Figure dataset records
-----
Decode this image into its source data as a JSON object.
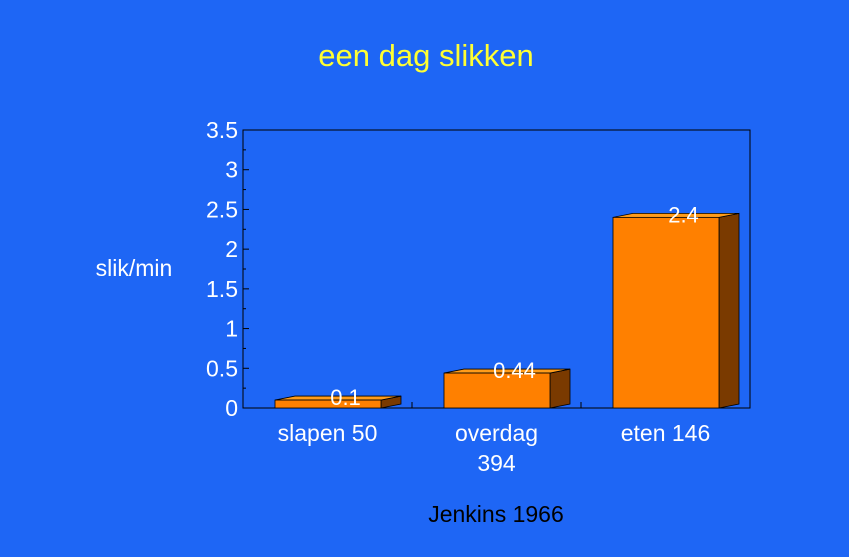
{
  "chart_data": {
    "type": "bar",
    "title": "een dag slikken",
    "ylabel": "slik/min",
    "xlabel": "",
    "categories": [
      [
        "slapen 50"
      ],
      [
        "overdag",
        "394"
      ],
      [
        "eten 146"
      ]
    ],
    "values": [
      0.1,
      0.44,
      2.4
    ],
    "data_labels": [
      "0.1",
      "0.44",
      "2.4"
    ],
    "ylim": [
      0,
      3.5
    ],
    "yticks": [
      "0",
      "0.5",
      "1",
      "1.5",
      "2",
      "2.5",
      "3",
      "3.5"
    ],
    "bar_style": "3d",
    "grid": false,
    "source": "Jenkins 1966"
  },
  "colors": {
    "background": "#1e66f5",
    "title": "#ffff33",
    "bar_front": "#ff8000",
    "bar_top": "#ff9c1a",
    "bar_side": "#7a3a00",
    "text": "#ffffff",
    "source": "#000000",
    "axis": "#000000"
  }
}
-----
▶ _CHALLENGE_: Scan the listing above. Collect all lines with the word "source".

▶ _OUTPUT OF THE EXERCISE_:
Decode this image into its source data as a JSON object.
    "source": "Jenkins 1966"
    "source": "#000000",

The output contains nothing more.